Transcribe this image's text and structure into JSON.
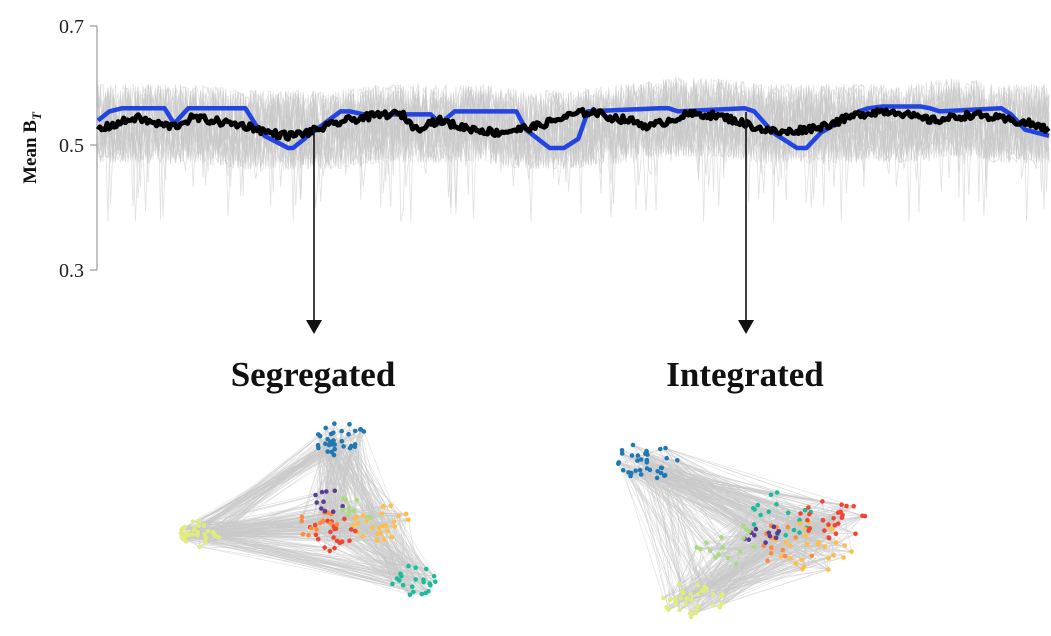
{
  "chart_data": {
    "type": "line",
    "ylabel": "Mean B",
    "ylabel_subscript": "T",
    "ylim": [
      0.3,
      0.7
    ],
    "yticks": [
      "0.7",
      "0.5",
      "0.3"
    ],
    "xlabel": "",
    "grid": false,
    "series": [
      {
        "role": "individual-traces",
        "color": "#c8c8c8",
        "band": [
          0.43,
          0.65
        ],
        "x": [
          0,
          0.05,
          0.1,
          0.15,
          0.2,
          0.25,
          0.3,
          0.35,
          0.4,
          0.45,
          0.5,
          0.55,
          0.6,
          0.65,
          0.7,
          0.75,
          0.8,
          0.85,
          0.9,
          0.95,
          1.0
        ],
        "values": [
          0.54,
          0.54,
          0.54,
          0.53,
          0.53,
          0.53,
          0.54,
          0.54,
          0.54,
          0.53,
          0.53,
          0.54,
          0.55,
          0.55,
          0.54,
          0.54,
          0.54,
          0.54,
          0.55,
          0.54,
          0.54
        ]
      },
      {
        "role": "task-block-regressor",
        "color": "#2244e0",
        "x": [
          0,
          0.012,
          0.025,
          0.07,
          0.08,
          0.095,
          0.155,
          0.165,
          0.175,
          0.2,
          0.205,
          0.225,
          0.255,
          0.265,
          0.28,
          0.35,
          0.36,
          0.375,
          0.44,
          0.45,
          0.475,
          0.49,
          0.505,
          0.515,
          0.59,
          0.6,
          0.61,
          0.68,
          0.69,
          0.71,
          0.735,
          0.745,
          0.76,
          0.8,
          0.81,
          0.825,
          0.865,
          0.875,
          0.885,
          0.95,
          0.96,
          0.975,
          1.0
        ],
        "values": [
          0.545,
          0.56,
          0.565,
          0.565,
          0.54,
          0.565,
          0.565,
          0.54,
          0.52,
          0.5,
          0.5,
          0.525,
          0.56,
          0.56,
          0.555,
          0.555,
          0.54,
          0.56,
          0.56,
          0.53,
          0.5,
          0.5,
          0.515,
          0.56,
          0.565,
          0.565,
          0.56,
          0.565,
          0.56,
          0.525,
          0.5,
          0.5,
          0.525,
          0.56,
          0.565,
          0.568,
          0.568,
          0.565,
          0.56,
          0.565,
          0.555,
          0.53,
          0.52
        ]
      },
      {
        "role": "mean",
        "color": "#000000",
        "x": [
          0,
          0.02,
          0.04,
          0.06,
          0.08,
          0.1,
          0.12,
          0.14,
          0.16,
          0.18,
          0.2,
          0.22,
          0.24,
          0.26,
          0.28,
          0.3,
          0.32,
          0.335,
          0.345,
          0.36,
          0.38,
          0.4,
          0.42,
          0.44,
          0.46,
          0.48,
          0.5,
          0.52,
          0.54,
          0.56,
          0.58,
          0.6,
          0.62,
          0.64,
          0.66,
          0.68,
          0.7,
          0.72,
          0.74,
          0.76,
          0.78,
          0.8,
          0.82,
          0.84,
          0.86,
          0.88,
          0.9,
          0.92,
          0.94,
          0.96,
          0.98,
          1.0
        ],
        "values": [
          0.53,
          0.54,
          0.55,
          0.54,
          0.535,
          0.55,
          0.545,
          0.54,
          0.535,
          0.525,
          0.52,
          0.525,
          0.535,
          0.545,
          0.55,
          0.555,
          0.555,
          0.53,
          0.54,
          0.545,
          0.535,
          0.53,
          0.525,
          0.53,
          0.535,
          0.545,
          0.555,
          0.56,
          0.55,
          0.545,
          0.535,
          0.545,
          0.555,
          0.555,
          0.55,
          0.54,
          0.53,
          0.525,
          0.53,
          0.535,
          0.545,
          0.555,
          0.56,
          0.56,
          0.55,
          0.545,
          0.55,
          0.555,
          0.55,
          0.545,
          0.54,
          0.53
        ]
      }
    ],
    "annotations": [
      {
        "label": "Segregated",
        "at_x": 0.23
      },
      {
        "label": "Integrated",
        "at_x": 0.68
      }
    ]
  },
  "networks": [
    {
      "title": "Segregated",
      "clusters": [
        {
          "color": "#1f77b4",
          "count": 34,
          "center": [
            0.58,
            0.16
          ],
          "spread": 0.09
        },
        {
          "color": "#e2ec7a",
          "count": 30,
          "center": [
            0.1,
            0.6
          ],
          "spread": 0.07
        },
        {
          "color": "#1abc9c",
          "count": 22,
          "center": [
            0.82,
            0.82
          ],
          "spread": 0.08
        },
        {
          "color": "#ffbf47",
          "count": 26,
          "center": [
            0.72,
            0.55
          ],
          "spread": 0.1
        },
        {
          "color": "#f04434",
          "count": 22,
          "center": [
            0.55,
            0.6
          ],
          "spread": 0.09
        },
        {
          "color": "#ff8a3a",
          "count": 14,
          "center": [
            0.5,
            0.55
          ],
          "spread": 0.08
        },
        {
          "color": "#5b3b96",
          "count": 10,
          "center": [
            0.54,
            0.45
          ],
          "spread": 0.06
        },
        {
          "color": "#a8dc7e",
          "count": 10,
          "center": [
            0.62,
            0.5
          ],
          "spread": 0.08
        }
      ]
    },
    {
      "title": "Integrated",
      "clusters": [
        {
          "color": "#1f77b4",
          "count": 34,
          "center": [
            0.15,
            0.2
          ],
          "spread": 0.1
        },
        {
          "color": "#e2ec7a",
          "count": 34,
          "center": [
            0.3,
            0.85
          ],
          "spread": 0.1
        },
        {
          "color": "#1abc9c",
          "count": 18,
          "center": [
            0.6,
            0.45
          ],
          "spread": 0.12
        },
        {
          "color": "#ffbf47",
          "count": 26,
          "center": [
            0.7,
            0.6
          ],
          "spread": 0.14
        },
        {
          "color": "#f04434",
          "count": 26,
          "center": [
            0.75,
            0.48
          ],
          "spread": 0.11
        },
        {
          "color": "#ff8a3a",
          "count": 14,
          "center": [
            0.6,
            0.58
          ],
          "spread": 0.12
        },
        {
          "color": "#5b3b96",
          "count": 12,
          "center": [
            0.52,
            0.55
          ],
          "spread": 0.07
        },
        {
          "color": "#a8dc7e",
          "count": 16,
          "center": [
            0.42,
            0.6
          ],
          "spread": 0.12
        }
      ]
    }
  ]
}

Stated problem:
Write every record out again exactly; no pictures belong in the copy.

Full response:
Transcribe this image's text and structure into JSON.
{
  "chart_data": {
    "type": "line",
    "ylabel": "Mean B",
    "ylabel_subscript": "T",
    "ylim": [
      0.3,
      0.7
    ],
    "yticks": [
      "0.7",
      "0.5",
      "0.3"
    ],
    "xlabel": "",
    "grid": false,
    "series": [
      {
        "role": "individual-traces",
        "color": "#c8c8c8",
        "band": [
          0.43,
          0.65
        ],
        "x": [
          0,
          0.05,
          0.1,
          0.15,
          0.2,
          0.25,
          0.3,
          0.35,
          0.4,
          0.45,
          0.5,
          0.55,
          0.6,
          0.65,
          0.7,
          0.75,
          0.8,
          0.85,
          0.9,
          0.95,
          1.0
        ],
        "values": [
          0.54,
          0.54,
          0.54,
          0.53,
          0.53,
          0.53,
          0.54,
          0.54,
          0.54,
          0.53,
          0.53,
          0.54,
          0.55,
          0.55,
          0.54,
          0.54,
          0.54,
          0.54,
          0.55,
          0.54,
          0.54
        ]
      },
      {
        "role": "task-block-regressor",
        "color": "#2244e0",
        "x": [
          0,
          0.012,
          0.025,
          0.07,
          0.08,
          0.095,
          0.155,
          0.165,
          0.175,
          0.2,
          0.205,
          0.225,
          0.255,
          0.265,
          0.28,
          0.35,
          0.36,
          0.375,
          0.44,
          0.45,
          0.475,
          0.49,
          0.505,
          0.515,
          0.59,
          0.6,
          0.61,
          0.68,
          0.69,
          0.71,
          0.735,
          0.745,
          0.76,
          0.8,
          0.81,
          0.825,
          0.865,
          0.875,
          0.885,
          0.95,
          0.96,
          0.975,
          1.0
        ],
        "values": [
          0.545,
          0.56,
          0.565,
          0.565,
          0.54,
          0.565,
          0.565,
          0.54,
          0.52,
          0.5,
          0.5,
          0.525,
          0.56,
          0.56,
          0.555,
          0.555,
          0.54,
          0.56,
          0.56,
          0.53,
          0.5,
          0.5,
          0.515,
          0.56,
          0.565,
          0.565,
          0.56,
          0.565,
          0.56,
          0.525,
          0.5,
          0.5,
          0.525,
          0.56,
          0.565,
          0.568,
          0.568,
          0.565,
          0.56,
          0.565,
          0.555,
          0.53,
          0.52
        ]
      },
      {
        "role": "mean",
        "color": "#000000",
        "x": [
          0,
          0.02,
          0.04,
          0.06,
          0.08,
          0.1,
          0.12,
          0.14,
          0.16,
          0.18,
          0.2,
          0.22,
          0.24,
          0.26,
          0.28,
          0.3,
          0.32,
          0.335,
          0.345,
          0.36,
          0.38,
          0.4,
          0.42,
          0.44,
          0.46,
          0.48,
          0.5,
          0.52,
          0.54,
          0.56,
          0.58,
          0.6,
          0.62,
          0.64,
          0.66,
          0.68,
          0.7,
          0.72,
          0.74,
          0.76,
          0.78,
          0.8,
          0.82,
          0.84,
          0.86,
          0.88,
          0.9,
          0.92,
          0.94,
          0.96,
          0.98,
          1.0
        ],
        "values": [
          0.53,
          0.54,
          0.55,
          0.54,
          0.535,
          0.55,
          0.545,
          0.54,
          0.535,
          0.525,
          0.52,
          0.525,
          0.535,
          0.545,
          0.55,
          0.555,
          0.555,
          0.53,
          0.54,
          0.545,
          0.535,
          0.53,
          0.525,
          0.53,
          0.535,
          0.545,
          0.555,
          0.56,
          0.55,
          0.545,
          0.535,
          0.545,
          0.555,
          0.555,
          0.55,
          0.54,
          0.53,
          0.525,
          0.53,
          0.535,
          0.545,
          0.555,
          0.56,
          0.56,
          0.55,
          0.545,
          0.55,
          0.555,
          0.55,
          0.545,
          0.54,
          0.53
        ]
      }
    ],
    "annotations": [
      {
        "label": "Segregated",
        "at_x": 0.23
      },
      {
        "label": "Integrated",
        "at_x": 0.68
      }
    ]
  },
  "networks": [
    {
      "title": "Segregated",
      "clusters": [
        {
          "color": "#1f77b4",
          "count": 34,
          "center": [
            0.58,
            0.16
          ],
          "spread": 0.09
        },
        {
          "color": "#e2ec7a",
          "count": 30,
          "center": [
            0.1,
            0.6
          ],
          "spread": 0.07
        },
        {
          "color": "#1abc9c",
          "count": 22,
          "center": [
            0.82,
            0.82
          ],
          "spread": 0.08
        },
        {
          "color": "#ffbf47",
          "count": 26,
          "center": [
            0.72,
            0.55
          ],
          "spread": 0.1
        },
        {
          "color": "#f04434",
          "count": 22,
          "center": [
            0.55,
            0.6
          ],
          "spread": 0.09
        },
        {
          "color": "#ff8a3a",
          "count": 14,
          "center": [
            0.5,
            0.55
          ],
          "spread": 0.08
        },
        {
          "color": "#5b3b96",
          "count": 10,
          "center": [
            0.54,
            0.45
          ],
          "spread": 0.06
        },
        {
          "color": "#a8dc7e",
          "count": 10,
          "center": [
            0.62,
            0.5
          ],
          "spread": 0.08
        }
      ]
    },
    {
      "title": "Integrated",
      "clusters": [
        {
          "color": "#1f77b4",
          "count": 34,
          "center": [
            0.15,
            0.2
          ],
          "spread": 0.1
        },
        {
          "color": "#e2ec7a",
          "count": 34,
          "center": [
            0.3,
            0.85
          ],
          "spread": 0.1
        },
        {
          "color": "#1abc9c",
          "count": 18,
          "center": [
            0.6,
            0.45
          ],
          "spread": 0.12
        },
        {
          "color": "#ffbf47",
          "count": 26,
          "center": [
            0.7,
            0.6
          ],
          "spread": 0.14
        },
        {
          "color": "#f04434",
          "count": 26,
          "center": [
            0.75,
            0.48
          ],
          "spread": 0.11
        },
        {
          "color": "#ff8a3a",
          "count": 14,
          "center": [
            0.6,
            0.58
          ],
          "spread": 0.12
        },
        {
          "color": "#5b3b96",
          "count": 12,
          "center": [
            0.52,
            0.55
          ],
          "spread": 0.07
        },
        {
          "color": "#a8dc7e",
          "count": 16,
          "center": [
            0.42,
            0.6
          ],
          "spread": 0.12
        }
      ]
    }
  ]
}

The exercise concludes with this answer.